* **ЗАДАНИЯ**
a) Под влиянием чьей проповеди, согласно реферату, создавались строки «Но люблю я себя как Бога»?
b) Перепишите из реферата дословно фрагмент, который начинается словами «Уже в ранних» и заканчивается словами «влиянием проповеди Ницше.».
c) Перечислите фамилии всех людей, упомянутых в реферате.

Министерство образования Российской Федерации
Костромской государственный университет им. Н. А. Некрасова
Реферат
Традиции Тютчева в лирике Зинаиды Гиппиус
Кострома 2002
Без имени З. Н. Гиппиус не обходится ни одна биография сколько-нибудь значительного лица в русской литературе рубежа XIX – XX веков, без её произведений картина русской литературной и общественной жизни была бы не полной.
Уже в ранних стихах Гиппиус чувствуются отголоски поэзии значительных писателей Запада:
Из всех чудес земли тебя, о снег прекрасный,
Тебя люблю. За что люблю – не ведаю… -
конечно, отголосок «стихотворения в прозе» Шарля Бодлера об облаках.
Но люблю я себя как Бога, -
Любовь мою душу спасёт… -
явно создавалась под влиянием проповеди Ницше.
Эти стихи Гиппиус, уже тогда написанные с большим мастерством, были своеобразны по своему ритму, языку; сразу останавливали внимание читателей глубиной идейного содержания.

* **ЗАПИСАННЫЕ ДАННЫЕ**
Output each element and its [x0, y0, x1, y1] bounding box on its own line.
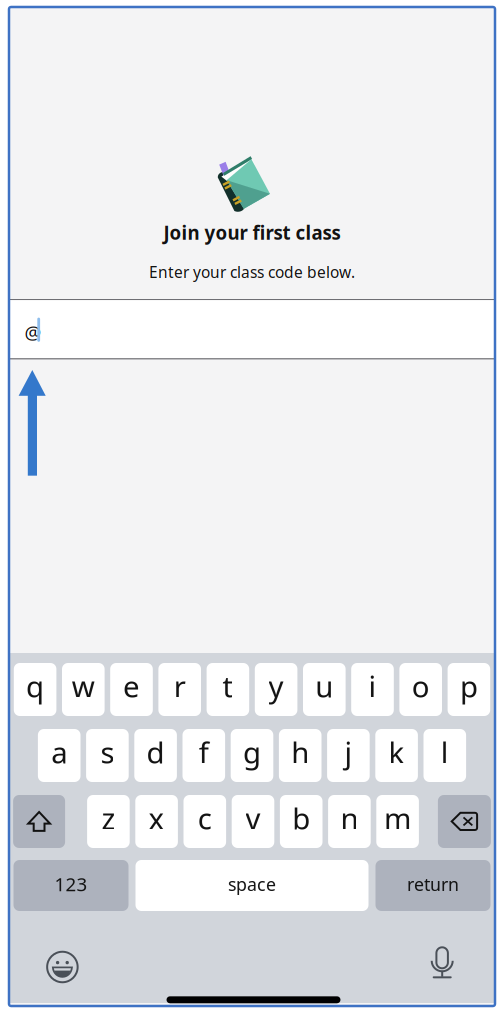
button[interactable]: Delete: [438, 795, 491, 848]
staticText: n: [340, 798, 358, 838]
button[interactable]: h: [279, 729, 322, 782]
button[interactable]: a: [38, 729, 80, 782]
staticText: w: [72, 666, 95, 706]
button[interactable]: n: [328, 795, 371, 848]
staticText: i: [368, 666, 376, 706]
staticText: 123: [54, 871, 88, 897]
staticText: e: [123, 666, 140, 706]
staticText: h: [291, 732, 309, 772]
button[interactable]: j: [327, 729, 370, 782]
button[interactable]: f: [182, 729, 225, 782]
staticText: r: [174, 666, 186, 706]
staticText: o: [412, 666, 430, 706]
staticText: u: [315, 666, 333, 706]
staticText: p: [460, 666, 478, 706]
button[interactable]: z: [87, 795, 130, 848]
button[interactable]: p: [448, 663, 490, 716]
button[interactable]: space: [136, 860, 368, 911]
button[interactable]: b: [280, 795, 322, 848]
staticText: a: [51, 732, 67, 772]
staticText: d: [147, 732, 165, 772]
staticText: @: [24, 320, 41, 345]
staticText: s: [100, 732, 114, 772]
staticText: v: [246, 798, 260, 838]
button[interactable]: k: [375, 729, 418, 782]
staticText: Join your first class: [164, 220, 340, 245]
staticText: g: [243, 732, 261, 772]
staticText: l: [441, 732, 449, 772]
staticText: c: [198, 798, 212, 838]
staticText: return: [407, 872, 459, 896]
button[interactable]: d: [134, 729, 177, 782]
button[interactable]: Shift: [13, 795, 65, 848]
staticText: b: [292, 798, 310, 838]
button[interactable]: v: [232, 795, 274, 848]
staticText: k: [389, 732, 405, 772]
button[interactable]: g: [231, 729, 273, 782]
staticText: y: [269, 666, 284, 706]
button[interactable]: l: [424, 729, 466, 782]
button[interactable]: q: [14, 663, 56, 716]
button[interactable]: 123: [14, 860, 128, 911]
button[interactable]: y: [255, 663, 297, 716]
button[interactable]: u: [303, 663, 346, 716]
staticText: x: [149, 798, 165, 838]
button[interactable]: r: [158, 663, 201, 716]
staticText: f: [199, 732, 209, 772]
button[interactable]: Emoji keyboard: [42, 947, 82, 987]
staticText: space: [228, 872, 276, 896]
staticText: j: [344, 732, 352, 772]
staticText: m: [384, 798, 411, 838]
button[interactable]: e: [110, 663, 153, 716]
button[interactable]: w: [62, 663, 105, 716]
staticText: q: [26, 666, 44, 706]
button[interactable]: o: [399, 663, 442, 716]
button[interactable]: x: [135, 795, 178, 848]
button[interactable]: i: [351, 663, 394, 716]
button[interactable]: c: [184, 795, 226, 848]
staticText: t: [222, 666, 233, 706]
button[interactable]: t: [207, 663, 249, 716]
button[interactable]: return: [376, 860, 490, 911]
button[interactable]: m: [376, 795, 419, 848]
staticText: z: [101, 798, 115, 838]
button[interactable]: s: [86, 729, 129, 782]
staticText: Enter your class code below.: [149, 262, 355, 283]
button[interactable]: Dictate: [422, 943, 462, 983]
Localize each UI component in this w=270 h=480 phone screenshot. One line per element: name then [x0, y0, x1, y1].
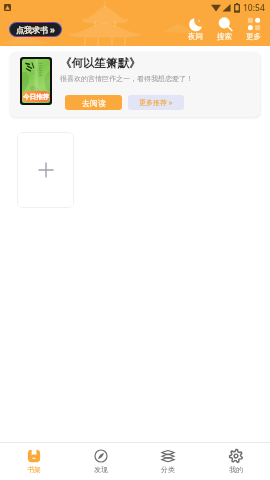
- staticText: 更多: [246, 32, 261, 41]
- button[interactable]: 书架: [0, 443, 67, 480]
- staticText: 点我求书 »: [16, 24, 55, 35]
- staticText: 搜索: [217, 32, 232, 41]
- staticText: 发现: [94, 465, 108, 474]
- button[interactable]: 更多推荐 »: [128, 95, 184, 110]
- staticText: 很喜欢的言情巨作之一，看得我想恋爱了！: [60, 74, 193, 83]
- button[interactable]: More: [241, 17, 266, 41]
- button[interactable]: Add book: [17, 132, 74, 208]
- staticText: 我的: [229, 465, 243, 474]
- staticText: 分类: [161, 465, 175, 474]
- staticText: 去阅读: [82, 98, 106, 108]
- button[interactable]: Night mode: [183, 17, 208, 41]
- button[interactable]: Search: [212, 17, 237, 41]
- staticText: 夜间: [188, 32, 203, 41]
- staticText: 更多推荐 »: [139, 98, 173, 108]
- button[interactable]: 点我求书 »: [9, 22, 62, 37]
- button[interactable]: 去阅读: [65, 95, 122, 110]
- button[interactable]: 我的: [202, 443, 270, 480]
- button[interactable]: 分类: [134, 443, 202, 480]
- staticText: 今日推荐: [23, 93, 49, 101]
- button[interactable]: 今日推荐: [10, 52, 260, 117]
- staticText: 10:54: [243, 2, 265, 14]
- staticText: 《何以笙箫默》: [60, 56, 141, 70]
- staticText: 书架: [27, 465, 41, 474]
- button[interactable]: 发现: [67, 443, 134, 480]
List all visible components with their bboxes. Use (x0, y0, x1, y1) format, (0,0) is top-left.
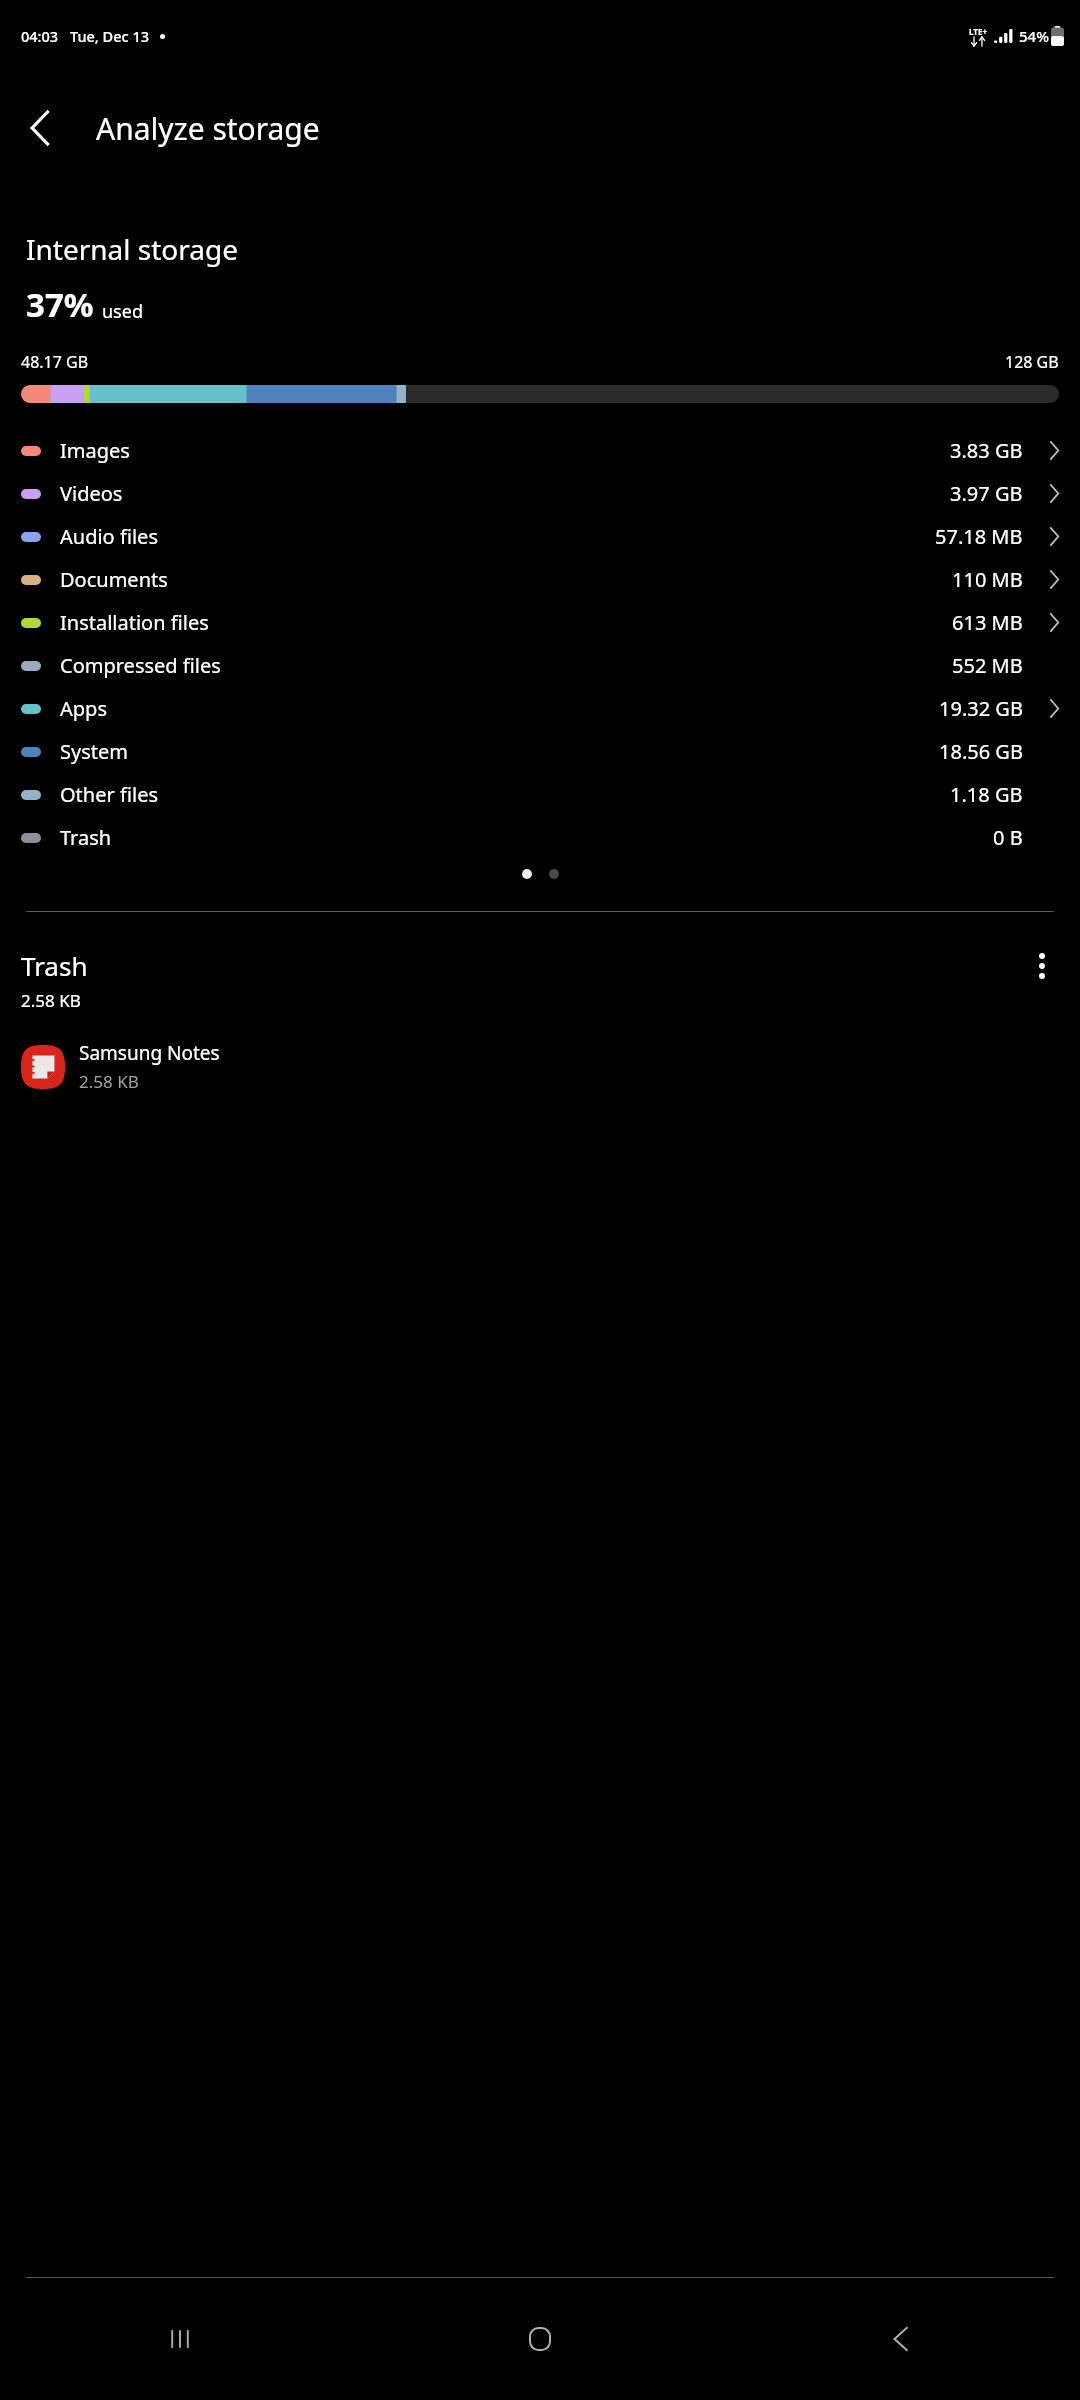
staticText: Compressed files (60, 652, 221, 679)
staticText: 110 MB (952, 566, 1023, 593)
button[interactable]: Samsung Notes (21, 1045, 65, 1089)
staticText: Audio files (60, 523, 158, 550)
staticText: 2.58 KB (79, 1070, 139, 1093)
button[interactable]: Apps (0, 687, 1080, 730)
staticText: 18.56 GB (939, 738, 1023, 765)
staticText: Internal storage (26, 230, 238, 268)
button[interactable]: Audio files (0, 515, 1080, 558)
staticText: Videos (60, 480, 123, 507)
button[interactable]: More options (1014, 938, 1070, 994)
button[interactable]: Trash (0, 816, 1080, 859)
staticText: 48.17 GB (21, 351, 89, 373)
staticText: System (60, 738, 128, 765)
staticText: LTE+ (969, 26, 987, 37)
button[interactable]: Home (360, 2278, 720, 2400)
button[interactable]: Compressed files (0, 644, 1080, 687)
staticText: 19.32 GB (939, 695, 1023, 722)
staticText: 04:03 (21, 26, 59, 46)
button[interactable]: Documents (0, 558, 1080, 601)
staticText: Documents (60, 566, 168, 593)
staticText: Trash (21, 948, 88, 983)
staticText: Analyze storage (96, 108, 320, 149)
staticText: Images (60, 437, 130, 464)
staticText: 613 MB (952, 609, 1023, 636)
button[interactable]: Images (0, 429, 1080, 472)
staticText: Trash (60, 824, 112, 851)
button[interactable]: Back (8, 96, 72, 160)
staticText: 0 B (993, 824, 1023, 851)
staticText: 2.58 KB (21, 989, 81, 1012)
staticText: 57.18 MB (935, 523, 1023, 550)
staticText: Samsung Notes (79, 1040, 220, 1066)
staticText: 552 MB (952, 652, 1023, 679)
staticText: Apps (60, 695, 107, 722)
button[interactable]: Recent apps (0, 2278, 360, 2400)
staticText: used (102, 299, 143, 324)
button[interactable]: System (0, 730, 1080, 773)
staticText: Other files (60, 781, 158, 808)
staticText: 128 GB (1005, 351, 1059, 373)
staticText: 1.18 GB (950, 781, 1023, 808)
button[interactable]: Installation files (0, 601, 1080, 644)
staticText: 37% (26, 282, 94, 327)
staticText: 54% (1019, 26, 1049, 46)
staticText: 3.83 GB (950, 437, 1023, 464)
button[interactable]: Page 2 (549, 869, 559, 879)
button[interactable]: Back (720, 2278, 1080, 2400)
button[interactable]: Page 1 (522, 869, 532, 879)
button[interactable]: Videos (0, 472, 1080, 515)
button[interactable]: Other files (0, 773, 1080, 816)
staticText: Installation files (60, 609, 209, 636)
staticText: 3.97 GB (950, 480, 1023, 507)
staticText: Tue, Dec 13 (70, 26, 149, 46)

* **ОТВЕТЫ К ЗАДАНИЯМ**
a) Под влиянием проповеди Ницше.

b)
Уже в ранних стихах Гиппиус чувствуются отголоски поэзии значительных писателей Запада:
Из всех чудес земли тебя, о снег прекрасный,
Тебя люблю. За что люблю – не ведаю… -
конечно, отголосок «стихотворения в прозе» Шарля Бодлера об облаках.
Но люблю я себя как Бога, -
Любовь мою душу спасёт… -
явно создавалась под влиянием проповеди Ницше.

c) Некрасов, Тютчев, Гиппиус, Бодлер, Ницше